» **Raw data**
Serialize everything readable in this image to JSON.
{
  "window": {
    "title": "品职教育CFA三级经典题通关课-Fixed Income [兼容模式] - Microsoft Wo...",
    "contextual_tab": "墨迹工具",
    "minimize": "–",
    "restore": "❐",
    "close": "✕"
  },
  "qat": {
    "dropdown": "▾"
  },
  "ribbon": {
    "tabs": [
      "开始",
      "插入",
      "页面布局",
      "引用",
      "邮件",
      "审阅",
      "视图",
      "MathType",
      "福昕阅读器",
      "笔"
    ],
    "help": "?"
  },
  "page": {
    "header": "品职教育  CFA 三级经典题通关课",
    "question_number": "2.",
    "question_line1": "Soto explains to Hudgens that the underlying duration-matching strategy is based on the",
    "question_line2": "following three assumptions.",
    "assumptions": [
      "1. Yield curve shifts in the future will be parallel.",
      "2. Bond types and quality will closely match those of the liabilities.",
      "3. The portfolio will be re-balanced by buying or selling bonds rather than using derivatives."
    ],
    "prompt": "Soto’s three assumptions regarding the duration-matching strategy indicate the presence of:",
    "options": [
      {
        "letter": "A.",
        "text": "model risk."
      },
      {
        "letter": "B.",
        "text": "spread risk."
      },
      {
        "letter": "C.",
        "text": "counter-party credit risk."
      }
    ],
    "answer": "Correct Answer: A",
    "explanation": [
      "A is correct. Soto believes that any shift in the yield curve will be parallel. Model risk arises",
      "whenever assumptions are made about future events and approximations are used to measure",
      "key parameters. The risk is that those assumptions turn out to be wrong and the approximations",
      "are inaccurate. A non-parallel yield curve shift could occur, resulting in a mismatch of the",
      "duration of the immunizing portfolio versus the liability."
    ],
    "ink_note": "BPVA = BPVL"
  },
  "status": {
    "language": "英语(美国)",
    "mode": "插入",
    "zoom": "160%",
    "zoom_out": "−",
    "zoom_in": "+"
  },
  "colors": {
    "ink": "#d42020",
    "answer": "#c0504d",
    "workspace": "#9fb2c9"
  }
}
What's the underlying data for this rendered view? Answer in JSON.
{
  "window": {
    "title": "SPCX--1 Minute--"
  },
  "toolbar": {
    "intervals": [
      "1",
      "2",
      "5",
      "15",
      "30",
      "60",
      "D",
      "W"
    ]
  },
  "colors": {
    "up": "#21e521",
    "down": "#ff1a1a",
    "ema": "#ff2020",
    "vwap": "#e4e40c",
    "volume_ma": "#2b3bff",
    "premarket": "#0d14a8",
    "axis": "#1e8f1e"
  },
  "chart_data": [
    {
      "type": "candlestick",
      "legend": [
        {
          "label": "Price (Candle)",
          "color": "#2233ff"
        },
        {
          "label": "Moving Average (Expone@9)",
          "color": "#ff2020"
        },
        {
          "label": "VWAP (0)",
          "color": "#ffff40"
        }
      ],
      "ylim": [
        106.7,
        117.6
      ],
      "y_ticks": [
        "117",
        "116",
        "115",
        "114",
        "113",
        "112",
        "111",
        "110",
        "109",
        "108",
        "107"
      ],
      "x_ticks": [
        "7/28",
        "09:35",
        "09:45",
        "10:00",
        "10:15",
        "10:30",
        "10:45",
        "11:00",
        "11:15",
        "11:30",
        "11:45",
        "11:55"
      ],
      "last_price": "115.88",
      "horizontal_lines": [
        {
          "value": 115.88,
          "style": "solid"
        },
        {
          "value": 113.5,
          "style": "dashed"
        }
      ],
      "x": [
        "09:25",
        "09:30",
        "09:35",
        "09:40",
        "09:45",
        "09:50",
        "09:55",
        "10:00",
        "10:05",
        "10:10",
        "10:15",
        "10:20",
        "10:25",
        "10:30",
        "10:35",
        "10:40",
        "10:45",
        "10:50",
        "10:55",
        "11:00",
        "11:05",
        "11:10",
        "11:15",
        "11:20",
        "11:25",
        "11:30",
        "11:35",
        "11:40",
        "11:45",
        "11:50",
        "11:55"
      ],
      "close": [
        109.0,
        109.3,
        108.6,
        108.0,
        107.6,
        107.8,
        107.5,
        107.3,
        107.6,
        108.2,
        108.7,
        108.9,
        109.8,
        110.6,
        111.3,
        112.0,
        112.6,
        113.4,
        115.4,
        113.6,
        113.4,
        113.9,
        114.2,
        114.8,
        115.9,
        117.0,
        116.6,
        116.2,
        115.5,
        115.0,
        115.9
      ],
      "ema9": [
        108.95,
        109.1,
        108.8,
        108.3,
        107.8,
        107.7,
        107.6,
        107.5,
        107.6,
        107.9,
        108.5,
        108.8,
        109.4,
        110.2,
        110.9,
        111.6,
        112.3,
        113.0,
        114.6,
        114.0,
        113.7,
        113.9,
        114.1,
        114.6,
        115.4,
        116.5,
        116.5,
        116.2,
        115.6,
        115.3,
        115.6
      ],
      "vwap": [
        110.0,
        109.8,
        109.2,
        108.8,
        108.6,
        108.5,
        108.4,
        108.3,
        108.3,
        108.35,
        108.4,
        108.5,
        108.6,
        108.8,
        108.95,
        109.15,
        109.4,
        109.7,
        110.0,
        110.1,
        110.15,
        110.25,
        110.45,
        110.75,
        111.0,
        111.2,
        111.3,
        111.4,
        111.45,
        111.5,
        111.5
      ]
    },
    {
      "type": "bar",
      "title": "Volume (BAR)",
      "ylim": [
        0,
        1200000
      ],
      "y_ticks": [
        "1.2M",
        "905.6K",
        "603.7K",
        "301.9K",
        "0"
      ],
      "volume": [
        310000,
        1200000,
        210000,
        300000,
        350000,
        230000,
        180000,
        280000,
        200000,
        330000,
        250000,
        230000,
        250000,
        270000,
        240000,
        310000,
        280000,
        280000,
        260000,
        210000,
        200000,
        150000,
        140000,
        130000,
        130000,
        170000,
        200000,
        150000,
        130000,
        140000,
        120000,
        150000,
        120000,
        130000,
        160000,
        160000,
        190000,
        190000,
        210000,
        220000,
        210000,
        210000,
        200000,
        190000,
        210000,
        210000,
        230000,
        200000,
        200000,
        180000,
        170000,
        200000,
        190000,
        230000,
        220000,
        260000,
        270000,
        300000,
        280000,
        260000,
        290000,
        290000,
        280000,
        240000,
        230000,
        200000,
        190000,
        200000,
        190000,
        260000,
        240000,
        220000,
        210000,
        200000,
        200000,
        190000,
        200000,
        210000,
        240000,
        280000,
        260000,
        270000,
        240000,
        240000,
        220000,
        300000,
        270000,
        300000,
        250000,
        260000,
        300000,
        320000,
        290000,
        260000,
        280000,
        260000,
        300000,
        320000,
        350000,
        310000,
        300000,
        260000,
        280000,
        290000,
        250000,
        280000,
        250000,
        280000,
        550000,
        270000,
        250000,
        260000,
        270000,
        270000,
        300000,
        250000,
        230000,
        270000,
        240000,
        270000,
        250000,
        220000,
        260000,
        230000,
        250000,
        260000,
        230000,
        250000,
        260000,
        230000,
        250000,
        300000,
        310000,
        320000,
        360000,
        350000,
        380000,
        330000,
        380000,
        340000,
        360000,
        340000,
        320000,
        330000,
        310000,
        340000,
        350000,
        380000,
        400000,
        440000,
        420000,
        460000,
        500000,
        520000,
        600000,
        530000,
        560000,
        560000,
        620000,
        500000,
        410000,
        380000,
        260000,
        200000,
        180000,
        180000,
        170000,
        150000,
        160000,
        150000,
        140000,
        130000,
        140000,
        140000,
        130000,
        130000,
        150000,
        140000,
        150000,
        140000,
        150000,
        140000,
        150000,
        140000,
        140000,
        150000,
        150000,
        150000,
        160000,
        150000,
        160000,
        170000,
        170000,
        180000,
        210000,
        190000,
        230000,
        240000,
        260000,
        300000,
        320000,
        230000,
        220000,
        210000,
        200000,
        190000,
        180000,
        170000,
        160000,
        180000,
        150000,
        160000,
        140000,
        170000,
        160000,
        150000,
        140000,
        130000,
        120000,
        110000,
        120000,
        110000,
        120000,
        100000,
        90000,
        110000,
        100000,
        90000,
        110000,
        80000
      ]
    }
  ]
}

» **Job**
In the records above, how many lines include the string "this"? Answer with only the number.

» **Response below**
2